== What is expected ==
Rewrite the rows below, replacing every "mourner-item" with "mourner-entry" and leaving everything else untouched.

**********

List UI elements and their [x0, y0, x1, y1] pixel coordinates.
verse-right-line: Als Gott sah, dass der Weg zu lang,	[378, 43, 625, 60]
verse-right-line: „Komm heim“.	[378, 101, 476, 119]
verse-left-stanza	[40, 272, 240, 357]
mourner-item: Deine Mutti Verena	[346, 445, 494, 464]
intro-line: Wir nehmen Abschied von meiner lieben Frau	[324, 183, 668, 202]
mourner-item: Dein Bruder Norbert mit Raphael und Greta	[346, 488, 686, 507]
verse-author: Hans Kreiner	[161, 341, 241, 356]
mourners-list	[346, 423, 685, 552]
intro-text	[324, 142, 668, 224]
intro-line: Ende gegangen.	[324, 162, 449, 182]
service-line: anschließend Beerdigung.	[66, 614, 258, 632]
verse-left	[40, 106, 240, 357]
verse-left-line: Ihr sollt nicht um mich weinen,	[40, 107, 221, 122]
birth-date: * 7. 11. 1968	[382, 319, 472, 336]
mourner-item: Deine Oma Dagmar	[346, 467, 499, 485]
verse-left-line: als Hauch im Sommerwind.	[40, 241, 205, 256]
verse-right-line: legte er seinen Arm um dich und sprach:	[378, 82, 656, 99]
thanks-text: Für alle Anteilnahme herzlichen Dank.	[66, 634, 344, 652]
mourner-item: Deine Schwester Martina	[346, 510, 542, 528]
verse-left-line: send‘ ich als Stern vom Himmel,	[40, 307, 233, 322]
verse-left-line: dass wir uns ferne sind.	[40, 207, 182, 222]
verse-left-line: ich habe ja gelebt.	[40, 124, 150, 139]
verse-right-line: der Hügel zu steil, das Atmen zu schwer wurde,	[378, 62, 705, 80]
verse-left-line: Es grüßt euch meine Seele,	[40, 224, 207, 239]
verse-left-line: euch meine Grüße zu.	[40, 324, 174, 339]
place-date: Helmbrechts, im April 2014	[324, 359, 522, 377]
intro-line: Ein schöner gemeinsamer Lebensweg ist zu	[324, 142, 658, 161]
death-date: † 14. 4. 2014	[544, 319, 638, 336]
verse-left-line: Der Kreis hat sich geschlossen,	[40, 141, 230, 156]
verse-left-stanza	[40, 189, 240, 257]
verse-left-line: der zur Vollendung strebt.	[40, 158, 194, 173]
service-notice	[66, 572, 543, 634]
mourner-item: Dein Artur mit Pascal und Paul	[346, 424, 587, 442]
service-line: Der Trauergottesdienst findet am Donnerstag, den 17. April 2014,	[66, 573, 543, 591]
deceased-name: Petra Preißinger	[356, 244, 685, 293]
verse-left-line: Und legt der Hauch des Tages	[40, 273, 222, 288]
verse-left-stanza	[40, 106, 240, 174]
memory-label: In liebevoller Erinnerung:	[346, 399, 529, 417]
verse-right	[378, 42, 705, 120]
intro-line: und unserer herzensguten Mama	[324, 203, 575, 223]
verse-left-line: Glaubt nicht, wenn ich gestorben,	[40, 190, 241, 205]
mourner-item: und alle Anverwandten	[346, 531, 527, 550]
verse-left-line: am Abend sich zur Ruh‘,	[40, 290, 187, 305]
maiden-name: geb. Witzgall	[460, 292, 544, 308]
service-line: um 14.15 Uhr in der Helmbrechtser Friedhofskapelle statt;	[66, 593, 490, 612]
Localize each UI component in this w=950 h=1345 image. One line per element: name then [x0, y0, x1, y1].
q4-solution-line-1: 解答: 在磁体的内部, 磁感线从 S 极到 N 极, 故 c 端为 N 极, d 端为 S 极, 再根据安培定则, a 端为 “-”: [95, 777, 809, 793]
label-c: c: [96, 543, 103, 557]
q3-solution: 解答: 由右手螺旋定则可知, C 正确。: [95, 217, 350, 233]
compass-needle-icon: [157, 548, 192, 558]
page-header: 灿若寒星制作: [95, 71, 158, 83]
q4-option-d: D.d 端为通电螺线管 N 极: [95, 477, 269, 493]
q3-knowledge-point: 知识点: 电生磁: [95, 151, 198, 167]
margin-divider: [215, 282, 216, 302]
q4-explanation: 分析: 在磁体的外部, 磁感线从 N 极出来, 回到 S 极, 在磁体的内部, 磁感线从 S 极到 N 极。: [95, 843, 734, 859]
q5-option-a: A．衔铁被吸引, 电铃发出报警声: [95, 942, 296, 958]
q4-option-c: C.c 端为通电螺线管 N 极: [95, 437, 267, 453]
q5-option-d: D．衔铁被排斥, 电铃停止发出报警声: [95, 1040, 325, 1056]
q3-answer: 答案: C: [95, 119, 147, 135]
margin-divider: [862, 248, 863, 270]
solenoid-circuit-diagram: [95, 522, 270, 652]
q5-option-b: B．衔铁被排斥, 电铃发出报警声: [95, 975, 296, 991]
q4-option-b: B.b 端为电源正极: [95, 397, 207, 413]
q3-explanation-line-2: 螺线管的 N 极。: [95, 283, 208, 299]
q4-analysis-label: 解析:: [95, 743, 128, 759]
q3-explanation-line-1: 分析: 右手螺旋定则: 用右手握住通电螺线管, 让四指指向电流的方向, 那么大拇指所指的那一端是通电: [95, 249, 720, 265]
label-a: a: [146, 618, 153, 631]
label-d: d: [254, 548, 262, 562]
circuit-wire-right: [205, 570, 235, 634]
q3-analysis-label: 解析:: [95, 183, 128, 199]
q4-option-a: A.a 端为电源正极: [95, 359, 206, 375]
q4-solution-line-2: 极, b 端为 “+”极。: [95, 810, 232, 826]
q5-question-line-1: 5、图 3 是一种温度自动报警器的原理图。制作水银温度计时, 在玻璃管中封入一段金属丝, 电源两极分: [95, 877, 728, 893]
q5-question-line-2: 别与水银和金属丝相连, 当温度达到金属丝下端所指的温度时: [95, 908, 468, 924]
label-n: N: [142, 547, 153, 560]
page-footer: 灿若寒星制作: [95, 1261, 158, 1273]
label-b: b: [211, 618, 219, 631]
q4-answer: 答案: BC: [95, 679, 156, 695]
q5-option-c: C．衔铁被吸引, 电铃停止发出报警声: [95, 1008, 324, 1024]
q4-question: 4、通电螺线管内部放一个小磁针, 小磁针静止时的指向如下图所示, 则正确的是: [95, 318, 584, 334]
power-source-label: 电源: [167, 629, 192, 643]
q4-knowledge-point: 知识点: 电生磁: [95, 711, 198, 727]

**********

== Final result ==
List UI elements and their [x0, y0, x1, y1] pixel coordinates.
verse-right-line: Als Gott sah, dass der Weg zu lang,	[378, 43, 625, 60]
verse-right-line: „Komm heim“.	[378, 101, 476, 119]
verse-left-stanza	[40, 272, 240, 357]
mourner-entry: Deine Mutti Verena	[346, 445, 494, 464]
intro-line: Wir nehmen Abschied von meiner lieben Frau	[324, 183, 668, 202]
mourner-entry: Dein Bruder Norbert mit Raphael und Greta	[346, 488, 686, 507]
verse-author: Hans Kreiner	[161, 341, 241, 356]
mourners-list	[346, 423, 685, 552]
intro-text	[324, 142, 668, 224]
intro-line: Ende gegangen.	[324, 162, 449, 182]
service-line: anschließend Beerdigung.	[66, 614, 258, 632]
verse-left	[40, 106, 240, 357]
verse-left-line: Ihr sollt nicht um mich weinen,	[40, 107, 221, 122]
birth-date: * 7. 11. 1968	[382, 319, 472, 336]
mourner-entry: Deine Oma Dagmar	[346, 467, 499, 485]
verse-left-line: als Hauch im Sommerwind.	[40, 241, 205, 256]
verse-right-line: legte er seinen Arm um dich und sprach:	[378, 82, 656, 99]
thanks-text: Für alle Anteilnahme herzlichen Dank.	[66, 634, 344, 652]
mourner-entry: Deine Schwester Martina	[346, 510, 542, 528]
verse-left-line: send‘ ich als Stern vom Himmel,	[40, 307, 233, 322]
verse-left-line: dass wir uns ferne sind.	[40, 207, 182, 222]
verse-left-line: ich habe ja gelebt.	[40, 124, 150, 139]
verse-right-line: der Hügel zu steil, das Atmen zu schwer wurde,	[378, 62, 705, 80]
verse-left-line: Es grüßt euch meine Seele,	[40, 224, 207, 239]
verse-left-line: euch meine Grüße zu.	[40, 324, 174, 339]
place-date: Helmbrechts, im April 2014	[324, 359, 522, 377]
intro-line: Ein schöner gemeinsamer Lebensweg ist zu	[324, 142, 658, 161]
death-date: † 14. 4. 2014	[544, 319, 638, 336]
verse-left-line: Der Kreis hat sich geschlossen,	[40, 141, 230, 156]
verse-left-stanza	[40, 189, 240, 257]
verse-left-line: der zur Vollendung strebt.	[40, 158, 194, 173]
service-notice	[66, 572, 543, 634]
mourner-entry: Dein Artur mit Pascal und Paul	[346, 424, 587, 442]
service-line: Der Trauergottesdienst findet am Donnerstag, den 17. April 2014,	[66, 573, 543, 591]
deceased-name: Petra Preißinger	[356, 244, 685, 293]
verse-left-line: Und legt der Hauch des Tages	[40, 273, 222, 288]
verse-left-stanza	[40, 106, 240, 174]
memory-label: In liebevoller Erinnerung:	[346, 399, 529, 417]
verse-right	[378, 42, 705, 120]
intro-line: und unserer herzensguten Mama	[324, 203, 575, 223]
verse-left-line: Glaubt nicht, wenn ich gestorben,	[40, 190, 241, 205]
mourner-entry: und alle Anverwandten	[346, 531, 527, 550]
verse-left-line: am Abend sich zur Ruh‘,	[40, 290, 187, 305]
maiden-name: geb. Witzgall	[460, 292, 544, 308]
service-line: um 14.15 Uhr in der Helmbrechtser Friedhofskapelle statt;	[66, 593, 490, 612]
Localize each UI component in this w=950 h=1345 image. One line per element: name then [x0, y0, x1, y1].
q4-solution-line-1: 解答: 在磁体的内部, 磁感线从 S 极到 N 极, 故 c 端为 N 极, d 端为 S 极, 再根据安培定则, a 端为 “-”: [95, 777, 809, 793]
label-c: c: [96, 543, 103, 557]
q3-solution: 解答: 由右手螺旋定则可知, C 正确。: [95, 217, 350, 233]
compass-needle-icon: [157, 548, 192, 558]
page-header: 灿若寒星制作: [95, 71, 158, 83]
q4-option-d: D.d 端为通电螺线管 N 极: [95, 477, 269, 493]
q3-knowledge-point: 知识点: 电生磁: [95, 151, 198, 167]
margin-divider: [215, 282, 216, 302]
q4-explanation: 分析: 在磁体的外部, 磁感线从 N 极出来, 回到 S 极, 在磁体的内部, 磁感线从 S 极到 N 极。: [95, 843, 734, 859]
q5-option-a: A．衔铁被吸引, 电铃发出报警声: [95, 942, 296, 958]
q4-option-c: C.c 端为通电螺线管 N 极: [95, 437, 267, 453]
q5-option-d: D．衔铁被排斥, 电铃停止发出报警声: [95, 1040, 325, 1056]
q3-answer: 答案: C: [95, 119, 147, 135]
margin-divider: [862, 248, 863, 270]
solenoid-circuit-diagram: [95, 522, 270, 652]
q5-option-b: B．衔铁被排斥, 电铃发出报警声: [95, 975, 296, 991]
q4-option-b: B.b 端为电源正极: [95, 397, 207, 413]
q3-explanation-line-2: 螺线管的 N 极。: [95, 283, 208, 299]
q4-analysis-label: 解析:: [95, 743, 128, 759]
q3-explanation-line-1: 分析: 右手螺旋定则: 用右手握住通电螺线管, 让四指指向电流的方向, 那么大拇指所指的那一端是通电: [95, 249, 720, 265]
label-a: a: [146, 618, 153, 631]
label-d: d: [254, 548, 262, 562]
circuit-wire-right: [205, 570, 235, 634]
q3-analysis-label: 解析:: [95, 183, 128, 199]
q4-option-a: A.a 端为电源正极: [95, 359, 206, 375]
q4-solution-line-2: 极, b 端为 “+”极。: [95, 810, 232, 826]
q5-question-line-1: 5、图 3 是一种温度自动报警器的原理图。制作水银温度计时, 在玻璃管中封入一段金属丝, 电源两极分: [95, 877, 728, 893]
q5-question-line-2: 别与水银和金属丝相连, 当温度达到金属丝下端所指的温度时: [95, 908, 468, 924]
label-n: N: [142, 547, 153, 560]
page-footer: 灿若寒星制作: [95, 1261, 158, 1273]
label-b: b: [211, 618, 219, 631]
q4-answer: 答案: BC: [95, 679, 156, 695]
q5-option-c: C．衔铁被吸引, 电铃停止发出报警声: [95, 1008, 324, 1024]
q4-question: 4、通电螺线管内部放一个小磁针, 小磁针静止时的指向如下图所示, 则正确的是: [95, 318, 584, 334]
power-source-label: 电源: [167, 629, 192, 643]
q4-knowledge-point: 知识点: 电生磁: [95, 711, 198, 727]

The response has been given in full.